## Directions for this task
Copy each line below exactly and leave the pictures out.

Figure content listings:
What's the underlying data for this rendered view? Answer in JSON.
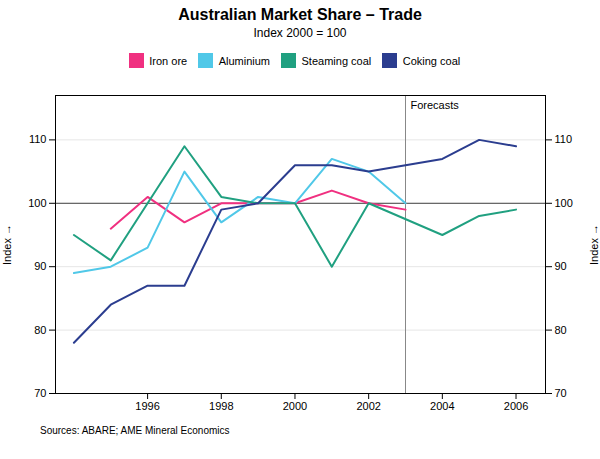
{
  "chart_data": {
    "type": "line",
    "title": "Australian Market Share – Trade",
    "subtitle": "Index 2000 = 100",
    "ylabel": "Index",
    "y2label": "Index",
    "source": "Sources: ABARE; AME Mineral Economics",
    "series": [
      {
        "name": "Iron ore",
        "color": "#f03080",
        "x": [
          1995,
          1996,
          1997,
          1998,
          1999,
          2000,
          2001,
          2002,
          2003
        ],
        "values": [
          96,
          101,
          97,
          100,
          100,
          100,
          102,
          100,
          99
        ]
      },
      {
        "name": "Aluminium",
        "color": "#50c8e8",
        "x": [
          1994,
          1995,
          1996,
          1997,
          1998,
          1999,
          2000,
          2001,
          2002,
          2003
        ],
        "values": [
          89,
          90,
          93,
          105,
          97,
          101,
          100,
          107,
          105,
          100
        ]
      },
      {
        "name": "Steaming coal",
        "color": "#20a080",
        "x": [
          1994,
          1995,
          1996,
          1997,
          1998,
          1999,
          2000,
          2001,
          2002,
          2004,
          2005,
          2006
        ],
        "values": [
          95,
          91,
          100,
          109,
          101,
          100,
          100,
          90,
          100,
          95,
          98,
          99
        ]
      },
      {
        "name": "Coking coal",
        "color": "#2b3d8f",
        "x": [
          1994,
          1995,
          1996,
          1997,
          1998,
          1999,
          2000,
          2001,
          2002,
          2004,
          2005,
          2006
        ],
        "values": [
          78,
          84,
          87,
          87,
          99,
          100,
          106,
          106,
          105,
          107,
          110,
          109
        ]
      }
    ],
    "reference_lines": [
      {
        "axis": "y",
        "value": 100
      },
      {
        "axis": "x",
        "value": 2003,
        "label": "Forecasts"
      }
    ],
    "xlim": [
      1993.5,
      2006.8
    ],
    "xticks": [
      1996,
      1998,
      2000,
      2002,
      2004,
      2006
    ],
    "ylim": [
      70,
      117
    ],
    "yticks": [
      70,
      80,
      90,
      100,
      110
    ],
    "grid": true,
    "legend": "top"
  }
}
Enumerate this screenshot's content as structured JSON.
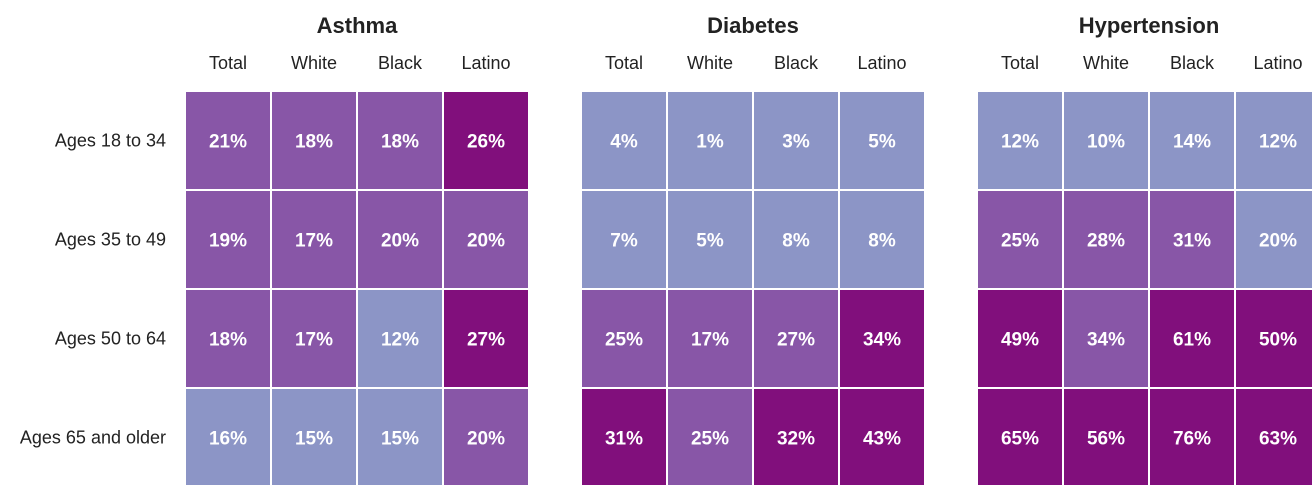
{
  "chart_data": {
    "type": "heatmap",
    "panels": [
      {
        "title": "Asthma",
        "columns": [
          "Total",
          "White",
          "Black",
          "Latino"
        ],
        "values": [
          [
            "21%",
            "18%",
            "18%",
            "26%"
          ],
          [
            "19%",
            "17%",
            "20%",
            "20%"
          ],
          [
            "18%",
            "17%",
            "12%",
            "27%"
          ],
          [
            "16%",
            "15%",
            "15%",
            "20%"
          ]
        ],
        "levels": [
          [
            2,
            2,
            2,
            3
          ],
          [
            2,
            2,
            2,
            2
          ],
          [
            2,
            2,
            1,
            3
          ],
          [
            1,
            1,
            1,
            2
          ]
        ]
      },
      {
        "title": "Diabetes",
        "columns": [
          "Total",
          "White",
          "Black",
          "Latino"
        ],
        "values": [
          [
            "4%",
            "1%",
            "3%",
            "5%"
          ],
          [
            "7%",
            "5%",
            "8%",
            "8%"
          ],
          [
            "25%",
            "17%",
            "27%",
            "34%"
          ],
          [
            "31%",
            "25%",
            "32%",
            "43%"
          ]
        ],
        "levels": [
          [
            1,
            1,
            1,
            1
          ],
          [
            1,
            1,
            1,
            1
          ],
          [
            2,
            2,
            2,
            3
          ],
          [
            3,
            2,
            3,
            3
          ]
        ]
      },
      {
        "title": "Hypertension",
        "columns": [
          "Total",
          "White",
          "Black",
          "Latino"
        ],
        "values": [
          [
            "12%",
            "10%",
            "14%",
            "12%"
          ],
          [
            "25%",
            "28%",
            "31%",
            "20%"
          ],
          [
            "49%",
            "34%",
            "61%",
            "50%"
          ],
          [
            "65%",
            "56%",
            "76%",
            "63%"
          ]
        ],
        "levels": [
          [
            1,
            1,
            1,
            1
          ],
          [
            2,
            2,
            2,
            1
          ],
          [
            3,
            2,
            3,
            3
          ],
          [
            3,
            3,
            3,
            3
          ]
        ]
      }
    ],
    "rows": [
      "Ages 18 to 34",
      "Ages 35 to 49",
      "Ages 50 to 64",
      "Ages 65 and older"
    ],
    "colors": {
      "level_1": "#8c95c6",
      "level_2": "#8856a7",
      "level_3": "#810f7c",
      "cell_text": "#ffffff"
    },
    "grid": false,
    "legend": "none"
  }
}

## Written solution
What's the underlying data for this rendered view? Answer in JSON.
{
  "chart_data": {
    "type": "line",
    "title": "Australian Market Share – Trade",
    "subtitle": "Index 2000 = 100",
    "ylabel": "Index",
    "y2label": "Index",
    "source": "Sources: ABARE; AME Mineral Economics",
    "series": [
      {
        "name": "Iron ore",
        "color": "#f03080",
        "x": [
          1995,
          1996,
          1997,
          1998,
          1999,
          2000,
          2001,
          2002,
          2003
        ],
        "values": [
          96,
          101,
          97,
          100,
          100,
          100,
          102,
          100,
          99
        ]
      },
      {
        "name": "Aluminium",
        "color": "#50c8e8",
        "x": [
          1994,
          1995,
          1996,
          1997,
          1998,
          1999,
          2000,
          2001,
          2002,
          2003
        ],
        "values": [
          89,
          90,
          93,
          105,
          97,
          101,
          100,
          107,
          105,
          100
        ]
      },
      {
        "name": "Steaming coal",
        "color": "#20a080",
        "x": [
          1994,
          1995,
          1996,
          1997,
          1998,
          1999,
          2000,
          2001,
          2002,
          2004,
          2005,
          2006
        ],
        "values": [
          95,
          91,
          100,
          109,
          101,
          100,
          100,
          90,
          100,
          95,
          98,
          99
        ]
      },
      {
        "name": "Coking coal",
        "color": "#2b3d8f",
        "x": [
          1994,
          1995,
          1996,
          1997,
          1998,
          1999,
          2000,
          2001,
          2002,
          2004,
          2005,
          2006
        ],
        "values": [
          78,
          84,
          87,
          87,
          99,
          100,
          106,
          106,
          105,
          107,
          110,
          109
        ]
      }
    ],
    "reference_lines": [
      {
        "axis": "y",
        "value": 100
      },
      {
        "axis": "x",
        "value": 2003,
        "label": "Forecasts"
      }
    ],
    "xlim": [
      1993.5,
      2006.8
    ],
    "xticks": [
      1996,
      1998,
      2000,
      2002,
      2004,
      2006
    ],
    "ylim": [
      70,
      117
    ],
    "yticks": [
      70,
      80,
      90,
      100,
      110
    ],
    "grid": true,
    "legend": "top"
  }
}
Enumerate this screenshot's content as structured JSON.
{
  "chart_data": {
    "type": "heatmap",
    "panels": [
      {
        "title": "Asthma",
        "columns": [
          "Total",
          "White",
          "Black",
          "Latino"
        ],
        "values": [
          [
            "21%",
            "18%",
            "18%",
            "26%"
          ],
          [
            "19%",
            "17%",
            "20%",
            "20%"
          ],
          [
            "18%",
            "17%",
            "12%",
            "27%"
          ],
          [
            "16%",
            "15%",
            "15%",
            "20%"
          ]
        ],
        "levels": [
          [
            2,
            2,
            2,
            3
          ],
          [
            2,
            2,
            2,
            2
          ],
          [
            2,
            2,
            1,
            3
          ],
          [
            1,
            1,
            1,
            2
          ]
        ]
      },
      {
        "title": "Diabetes",
        "columns": [
          "Total",
          "White",
          "Black",
          "Latino"
        ],
        "values": [
          [
            "4%",
            "1%",
            "3%",
            "5%"
          ],
          [
            "7%",
            "5%",
            "8%",
            "8%"
          ],
          [
            "25%",
            "17%",
            "27%",
            "34%"
          ],
          [
            "31%",
            "25%",
            "32%",
            "43%"
          ]
        ],
        "levels": [
          [
            1,
            1,
            1,
            1
          ],
          [
            1,
            1,
            1,
            1
          ],
          [
            2,
            2,
            2,
            3
          ],
          [
            3,
            2,
            3,
            3
          ]
        ]
      },
      {
        "title": "Hypertension",
        "columns": [
          "Total",
          "White",
          "Black",
          "Latino"
        ],
        "values": [
          [
            "12%",
            "10%",
            "14%",
            "12%"
          ],
          [
            "25%",
            "28%",
            "31%",
            "20%"
          ],
          [
            "49%",
            "34%",
            "61%",
            "50%"
          ],
          [
            "65%",
            "56%",
            "76%",
            "63%"
          ]
        ],
        "levels": [
          [
            1,
            1,
            1,
            1
          ],
          [
            2,
            2,
            2,
            1
          ],
          [
            3,
            2,
            3,
            3
          ],
          [
            3,
            3,
            3,
            3
          ]
        ]
      }
    ],
    "rows": [
      "Ages 18 to 34",
      "Ages 35 to 49",
      "Ages 50 to 64",
      "Ages 65 and older"
    ],
    "colors": {
      "level_1": "#8c95c6",
      "level_2": "#8856a7",
      "level_3": "#810f7c",
      "cell_text": "#ffffff"
    },
    "grid": false,
    "legend": "none"
  }
}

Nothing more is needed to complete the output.